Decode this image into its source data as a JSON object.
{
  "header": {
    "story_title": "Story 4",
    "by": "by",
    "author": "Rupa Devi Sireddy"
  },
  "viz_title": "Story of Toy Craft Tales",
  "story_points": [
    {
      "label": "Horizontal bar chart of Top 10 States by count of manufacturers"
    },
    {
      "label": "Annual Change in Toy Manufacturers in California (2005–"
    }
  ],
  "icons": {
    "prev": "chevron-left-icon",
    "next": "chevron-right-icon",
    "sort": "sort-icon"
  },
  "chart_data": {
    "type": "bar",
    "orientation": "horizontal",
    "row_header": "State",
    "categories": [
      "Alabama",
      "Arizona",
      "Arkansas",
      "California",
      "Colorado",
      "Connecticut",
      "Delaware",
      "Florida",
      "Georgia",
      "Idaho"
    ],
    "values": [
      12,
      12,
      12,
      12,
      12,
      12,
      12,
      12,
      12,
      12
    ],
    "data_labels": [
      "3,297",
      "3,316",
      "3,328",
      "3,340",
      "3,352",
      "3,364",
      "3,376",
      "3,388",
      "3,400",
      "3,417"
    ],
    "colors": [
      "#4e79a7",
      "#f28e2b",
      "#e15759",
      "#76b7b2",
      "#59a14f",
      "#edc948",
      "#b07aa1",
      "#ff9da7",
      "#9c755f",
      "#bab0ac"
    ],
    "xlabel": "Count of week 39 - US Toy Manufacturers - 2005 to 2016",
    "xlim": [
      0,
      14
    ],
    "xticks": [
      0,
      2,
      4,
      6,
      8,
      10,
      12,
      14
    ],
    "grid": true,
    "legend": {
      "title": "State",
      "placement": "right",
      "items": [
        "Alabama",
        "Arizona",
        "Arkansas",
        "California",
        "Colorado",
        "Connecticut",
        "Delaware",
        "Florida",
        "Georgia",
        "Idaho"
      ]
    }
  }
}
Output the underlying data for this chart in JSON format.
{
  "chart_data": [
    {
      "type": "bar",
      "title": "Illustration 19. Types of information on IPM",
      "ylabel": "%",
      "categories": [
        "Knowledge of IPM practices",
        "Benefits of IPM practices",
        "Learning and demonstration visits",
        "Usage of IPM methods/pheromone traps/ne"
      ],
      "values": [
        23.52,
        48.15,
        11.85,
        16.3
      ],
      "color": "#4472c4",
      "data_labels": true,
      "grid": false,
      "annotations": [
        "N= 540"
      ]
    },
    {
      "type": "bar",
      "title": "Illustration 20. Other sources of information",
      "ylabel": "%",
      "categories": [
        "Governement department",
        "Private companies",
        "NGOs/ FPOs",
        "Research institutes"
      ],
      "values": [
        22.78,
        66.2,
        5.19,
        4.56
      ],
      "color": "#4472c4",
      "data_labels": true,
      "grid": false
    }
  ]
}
━━━━━━━━━━━━━━━━━━━━
■ Given request ■
From the line containing "Output the underlying" down to the last line, reproduce the records exactly. Include both ends.

■ Response ■
Output the underlying data for this chart in JSON format.
{
  "chart_data": [
    {
      "type": "bar",
      "title": "Illustration 19. Types of information on IPM",
      "ylabel": "%",
      "categories": [
        "Knowledge of IPM practices",
        "Benefits of IPM practices",
        "Learning and demonstration visits",
        "Usage of IPM methods/pheromone traps/ne"
      ],
      "values": [
        23.52,
        48.15,
        11.85,
        16.3
      ],
      "color": "#4472c4",
      "data_labels": true,
      "grid": false,
      "annotations": [
        "N= 540"
      ]
    },
    {
      "type": "bar",
      "title": "Illustration 20. Other sources of information",
      "ylabel": "%",
      "categories": [
        "Governement department",
        "Private companies",
        "NGOs/ FPOs",
        "Research institutes"
      ],
      "values": [
        22.78,
        66.2,
        5.19,
        4.56
      ],
      "color": "#4472c4",
      "data_labels": true,
      "grid": false
    }
  ]
}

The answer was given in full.